▶ [The problem]
Turn the material from its first line through the line containing "svg-text:17: 17 <box>322 258 328 263</box>" into a numbered list, omitting any blank lines.

▶ [Records for processing]

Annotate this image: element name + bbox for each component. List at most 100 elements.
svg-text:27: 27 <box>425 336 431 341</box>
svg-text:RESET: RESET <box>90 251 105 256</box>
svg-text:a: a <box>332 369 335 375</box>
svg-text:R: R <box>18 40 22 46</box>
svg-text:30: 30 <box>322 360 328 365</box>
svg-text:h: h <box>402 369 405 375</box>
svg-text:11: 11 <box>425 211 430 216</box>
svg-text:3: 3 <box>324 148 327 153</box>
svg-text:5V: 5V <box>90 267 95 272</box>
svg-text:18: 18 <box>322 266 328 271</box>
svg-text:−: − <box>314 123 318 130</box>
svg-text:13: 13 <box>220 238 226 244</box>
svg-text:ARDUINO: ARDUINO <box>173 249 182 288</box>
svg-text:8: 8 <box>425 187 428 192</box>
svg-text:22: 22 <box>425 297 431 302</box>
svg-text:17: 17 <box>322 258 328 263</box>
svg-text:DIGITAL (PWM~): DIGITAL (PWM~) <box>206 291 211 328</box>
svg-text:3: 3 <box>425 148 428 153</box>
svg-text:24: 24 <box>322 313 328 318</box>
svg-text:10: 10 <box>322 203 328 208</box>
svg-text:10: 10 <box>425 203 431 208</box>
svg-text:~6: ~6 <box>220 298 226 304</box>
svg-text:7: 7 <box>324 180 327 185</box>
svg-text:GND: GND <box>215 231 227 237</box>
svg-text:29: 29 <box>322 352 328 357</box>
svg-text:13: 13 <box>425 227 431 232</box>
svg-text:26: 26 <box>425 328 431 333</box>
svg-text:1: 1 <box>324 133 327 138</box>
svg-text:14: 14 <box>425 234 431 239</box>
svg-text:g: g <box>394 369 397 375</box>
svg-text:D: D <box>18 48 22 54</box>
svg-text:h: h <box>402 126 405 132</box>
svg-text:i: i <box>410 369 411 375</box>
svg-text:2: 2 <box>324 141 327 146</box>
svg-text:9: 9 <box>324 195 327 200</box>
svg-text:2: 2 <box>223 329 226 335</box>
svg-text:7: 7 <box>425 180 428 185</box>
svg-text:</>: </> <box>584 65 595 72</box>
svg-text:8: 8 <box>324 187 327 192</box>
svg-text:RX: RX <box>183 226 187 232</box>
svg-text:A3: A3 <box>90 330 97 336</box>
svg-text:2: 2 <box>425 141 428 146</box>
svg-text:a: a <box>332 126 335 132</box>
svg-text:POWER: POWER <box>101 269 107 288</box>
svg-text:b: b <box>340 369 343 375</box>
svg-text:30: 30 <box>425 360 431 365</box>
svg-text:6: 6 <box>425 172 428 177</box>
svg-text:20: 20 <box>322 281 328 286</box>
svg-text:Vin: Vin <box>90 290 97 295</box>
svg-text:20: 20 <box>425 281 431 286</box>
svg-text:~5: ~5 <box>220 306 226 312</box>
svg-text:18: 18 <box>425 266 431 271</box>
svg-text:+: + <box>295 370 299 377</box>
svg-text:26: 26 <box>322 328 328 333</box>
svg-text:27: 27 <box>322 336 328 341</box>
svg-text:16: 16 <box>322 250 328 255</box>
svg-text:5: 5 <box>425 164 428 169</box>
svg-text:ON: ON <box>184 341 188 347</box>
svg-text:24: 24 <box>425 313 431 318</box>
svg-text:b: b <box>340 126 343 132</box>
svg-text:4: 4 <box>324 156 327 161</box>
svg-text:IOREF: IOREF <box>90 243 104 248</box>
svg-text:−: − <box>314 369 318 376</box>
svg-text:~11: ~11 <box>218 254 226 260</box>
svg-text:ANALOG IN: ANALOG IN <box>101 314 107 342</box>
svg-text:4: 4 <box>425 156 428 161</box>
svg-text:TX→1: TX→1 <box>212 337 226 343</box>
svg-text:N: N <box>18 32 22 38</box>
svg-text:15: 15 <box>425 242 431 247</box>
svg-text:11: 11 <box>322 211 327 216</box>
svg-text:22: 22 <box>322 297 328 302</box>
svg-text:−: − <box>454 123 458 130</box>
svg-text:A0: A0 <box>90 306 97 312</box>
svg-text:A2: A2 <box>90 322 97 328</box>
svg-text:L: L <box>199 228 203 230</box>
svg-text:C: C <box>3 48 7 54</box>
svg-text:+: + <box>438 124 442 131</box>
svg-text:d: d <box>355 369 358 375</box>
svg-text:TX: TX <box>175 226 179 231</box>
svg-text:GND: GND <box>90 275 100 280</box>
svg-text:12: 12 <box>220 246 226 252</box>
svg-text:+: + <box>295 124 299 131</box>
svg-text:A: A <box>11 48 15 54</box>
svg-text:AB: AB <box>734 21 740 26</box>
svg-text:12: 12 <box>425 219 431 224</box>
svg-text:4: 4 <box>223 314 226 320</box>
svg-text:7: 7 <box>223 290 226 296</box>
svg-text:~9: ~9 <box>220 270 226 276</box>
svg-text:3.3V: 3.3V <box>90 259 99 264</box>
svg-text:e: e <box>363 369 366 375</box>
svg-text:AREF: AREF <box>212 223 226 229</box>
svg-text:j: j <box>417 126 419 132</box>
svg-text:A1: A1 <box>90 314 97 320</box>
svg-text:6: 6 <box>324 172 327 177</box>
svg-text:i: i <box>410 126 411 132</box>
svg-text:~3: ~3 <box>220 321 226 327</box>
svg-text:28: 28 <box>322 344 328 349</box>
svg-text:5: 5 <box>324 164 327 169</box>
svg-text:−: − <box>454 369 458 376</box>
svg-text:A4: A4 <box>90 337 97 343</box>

▶ [Task response]
1. Annotate this image: element name + bbox for each component. List at most 100 elements.
2. svg-text:27: 27 <box>425 336 431 341</box>
3. svg-text:RESET: RESET <box>90 251 105 256</box>
4. svg-text:a: a <box>332 369 335 375</box>
5. svg-text:R: R <box>18 40 22 46</box>
6. svg-text:30: 30 <box>322 360 328 365</box>
7. svg-text:h: h <box>402 369 405 375</box>
8. svg-text:11: 11 <box>425 211 430 216</box>
9. svg-text:3: 3 <box>324 148 327 153</box>
10. svg-text:5V: 5V <box>90 267 95 272</box>
11. svg-text:18: 18 <box>322 266 328 271</box>
12. svg-text:−: − <box>314 123 318 130</box>
13. svg-text:13: 13 <box>220 238 226 244</box>
14. svg-text:ARDUINO: ARDUINO <box>173 249 182 288</box>
15. svg-text:8: 8 <box>425 187 428 192</box>
16. svg-text:22: 22 <box>425 297 431 302</box>
17. svg-text:17: 17 <box>322 258 328 263</box>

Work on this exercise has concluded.